▶ **TASK**
Print out every record exactly as it appears.

(Figure record extracts)
★ ★ ★ ★ ★

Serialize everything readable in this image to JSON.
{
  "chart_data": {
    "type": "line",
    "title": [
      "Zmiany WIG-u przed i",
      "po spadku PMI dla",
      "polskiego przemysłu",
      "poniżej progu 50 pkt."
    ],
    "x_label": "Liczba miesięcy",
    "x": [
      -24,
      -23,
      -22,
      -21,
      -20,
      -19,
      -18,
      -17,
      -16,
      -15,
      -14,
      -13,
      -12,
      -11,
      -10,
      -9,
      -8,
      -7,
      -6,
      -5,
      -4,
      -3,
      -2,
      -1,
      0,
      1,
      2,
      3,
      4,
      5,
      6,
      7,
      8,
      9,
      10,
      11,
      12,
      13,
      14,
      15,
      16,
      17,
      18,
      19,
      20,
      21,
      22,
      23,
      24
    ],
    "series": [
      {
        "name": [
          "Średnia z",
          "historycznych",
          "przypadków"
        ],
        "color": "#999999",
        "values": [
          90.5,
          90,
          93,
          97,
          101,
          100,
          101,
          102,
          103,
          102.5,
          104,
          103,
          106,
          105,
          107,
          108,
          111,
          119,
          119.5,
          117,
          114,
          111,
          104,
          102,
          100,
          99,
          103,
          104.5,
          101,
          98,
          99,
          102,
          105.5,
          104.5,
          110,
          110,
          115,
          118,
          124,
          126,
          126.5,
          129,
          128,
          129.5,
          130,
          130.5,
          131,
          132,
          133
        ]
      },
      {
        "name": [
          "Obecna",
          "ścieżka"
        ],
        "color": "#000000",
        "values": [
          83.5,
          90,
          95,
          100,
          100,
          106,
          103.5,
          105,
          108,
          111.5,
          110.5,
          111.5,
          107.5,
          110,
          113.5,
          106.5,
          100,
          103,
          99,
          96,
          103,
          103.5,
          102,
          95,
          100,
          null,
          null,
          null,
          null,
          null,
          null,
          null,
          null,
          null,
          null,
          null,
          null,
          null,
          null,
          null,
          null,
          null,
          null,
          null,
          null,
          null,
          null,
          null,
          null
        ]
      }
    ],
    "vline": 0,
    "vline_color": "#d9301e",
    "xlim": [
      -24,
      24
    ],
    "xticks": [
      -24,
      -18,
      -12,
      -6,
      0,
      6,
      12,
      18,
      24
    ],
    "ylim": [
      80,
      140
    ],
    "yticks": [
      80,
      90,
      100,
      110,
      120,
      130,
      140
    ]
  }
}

★ ★ ★ ★ ★

▶ **EXERCISE OUTPUT**
Serialize everything readable in this image to JSON.
{
  "chart_data": {
    "type": "line",
    "title": [
      "Zmiany WIG-u przed i",
      "po spadku PMI dla",
      "polskiego przemysłu",
      "poniżej progu 50 pkt."
    ],
    "x_label": "Liczba miesięcy",
    "x": [
      -24,
      -23,
      -22,
      -21,
      -20,
      -19,
      -18,
      -17,
      -16,
      -15,
      -14,
      -13,
      -12,
      -11,
      -10,
      -9,
      -8,
      -7,
      -6,
      -5,
      -4,
      -3,
      -2,
      -1,
      0,
      1,
      2,
      3,
      4,
      5,
      6,
      7,
      8,
      9,
      10,
      11,
      12,
      13,
      14,
      15,
      16,
      17,
      18,
      19,
      20,
      21,
      22,
      23,
      24
    ],
    "series": [
      {
        "name": [
          "Średnia z",
          "historycznych",
          "przypadków"
        ],
        "color": "#999999",
        "values": [
          90.5,
          90,
          93,
          97,
          101,
          100,
          101,
          102,
          103,
          102.5,
          104,
          103,
          106,
          105,
          107,
          108,
          111,
          119,
          119.5,
          117,
          114,
          111,
          104,
          102,
          100,
          99,
          103,
          104.5,
          101,
          98,
          99,
          102,
          105.5,
          104.5,
          110,
          110,
          115,
          118,
          124,
          126,
          126.5,
          129,
          128,
          129.5,
          130,
          130.5,
          131,
          132,
          133
        ]
      },
      {
        "name": [
          "Obecna",
          "ścieżka"
        ],
        "color": "#000000",
        "values": [
          83.5,
          90,
          95,
          100,
          100,
          106,
          103.5,
          105,
          108,
          111.5,
          110.5,
          111.5,
          107.5,
          110,
          113.5,
          106.5,
          100,
          103,
          99,
          96,
          103,
          103.5,
          102,
          95,
          100,
          null,
          null,
          null,
          null,
          null,
          null,
          null,
          null,
          null,
          null,
          null,
          null,
          null,
          null,
          null,
          null,
          null,
          null,
          null,
          null,
          null,
          null,
          null,
          null
        ]
      }
    ],
    "vline": 0,
    "vline_color": "#d9301e",
    "xlim": [
      -24,
      24
    ],
    "xticks": [
      -24,
      -18,
      -12,
      -6,
      0,
      6,
      12,
      18,
      24
    ],
    "ylim": [
      80,
      140
    ],
    "yticks": [
      80,
      90,
      100,
      110,
      120,
      130,
      140
    ]
  }
}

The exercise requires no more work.